- _Work to do_: Collect every line in the records below that contains the word "track".

- _Provided entries_:
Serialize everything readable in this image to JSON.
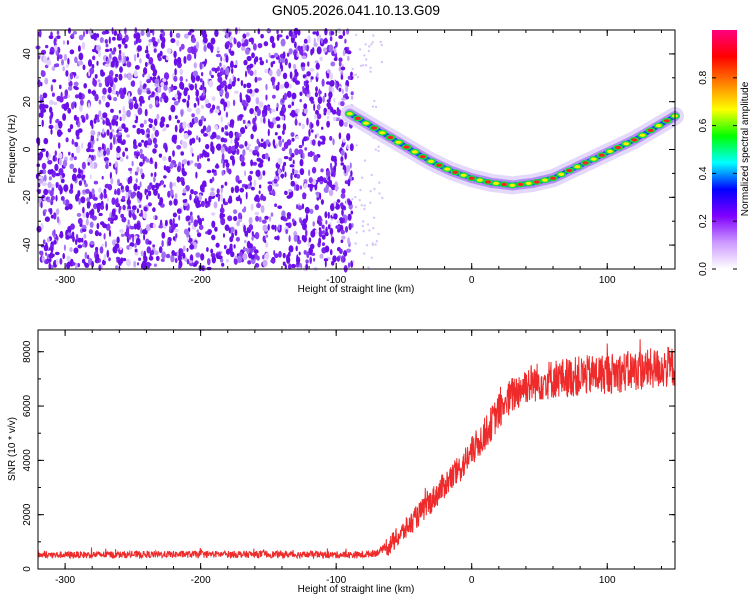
{
  "title": "GN05.2026.041.10.13.G09",
  "colors": {
    "snr_line": "#ee2a2a",
    "speckle": "#7b22f0",
    "frame": "#000000"
  },
  "chart_data": [
    {
      "type": "heatmap",
      "name": "spectrogram",
      "xlabel": "Height of straight line (km)",
      "ylabel": "Frequency (Hz)",
      "xlim": [
        -320,
        150
      ],
      "ylim": [
        -50,
        50
      ],
      "xticks": [
        -300,
        -200,
        -100,
        0,
        100
      ],
      "yticks": [
        -40,
        -20,
        0,
        20,
        40
      ],
      "colorbar": {
        "label": "Normalized spectral amplitude",
        "range": [
          0.0,
          1.0
        ],
        "ticks": [
          0.0,
          0.2,
          0.4,
          0.6,
          0.8
        ],
        "tick_labels": [
          "0.0",
          "0.2",
          "0.4",
          "0.6",
          "0.8"
        ],
        "stops": [
          "#ffffff",
          "#cc99ff",
          "#8000ff",
          "#0000ff",
          "#00ffff",
          "#00ff00",
          "#ffff00",
          "#ff8000",
          "#ff0000",
          "#ff0080"
        ]
      },
      "noise_region_x": [
        -320,
        -88
      ],
      "track": {
        "description": "Doppler frequency track",
        "x": [
          -90,
          -75,
          -60,
          -45,
          -30,
          -15,
          0,
          15,
          30,
          45,
          60,
          75,
          90,
          105,
          120,
          135,
          150
        ],
        "freq": [
          15,
          10,
          5,
          0,
          -5,
          -9,
          -12,
          -14,
          -15,
          -14,
          -12,
          -8,
          -4,
          0,
          4,
          9,
          14
        ]
      }
    },
    {
      "type": "line",
      "name": "snr",
      "xlabel": "Height of straight line (km)",
      "ylabel": "SNR (10 * v/v)",
      "xlim": [
        -320,
        150
      ],
      "ylim": [
        0,
        8800
      ],
      "xticks": [
        -300,
        -200,
        -100,
        0,
        100
      ],
      "yticks": [
        0,
        2000,
        4000,
        6000,
        8000
      ],
      "series": [
        {
          "name": "SNR",
          "x": [
            -320,
            -300,
            -250,
            -200,
            -150,
            -100,
            -80,
            -70,
            -60,
            -50,
            -40,
            -30,
            -20,
            -10,
            0,
            10,
            20,
            30,
            40,
            60,
            80,
            100,
            120,
            150
          ],
          "y": [
            520,
            520,
            530,
            540,
            540,
            520,
            520,
            600,
            900,
            1400,
            1950,
            2500,
            3100,
            3600,
            4300,
            5000,
            5800,
            6400,
            6800,
            7000,
            7100,
            7200,
            7300,
            7450
          ]
        }
      ]
    }
  ]
}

- _Task result_:
      "track": {
        "description": "Doppler frequency track",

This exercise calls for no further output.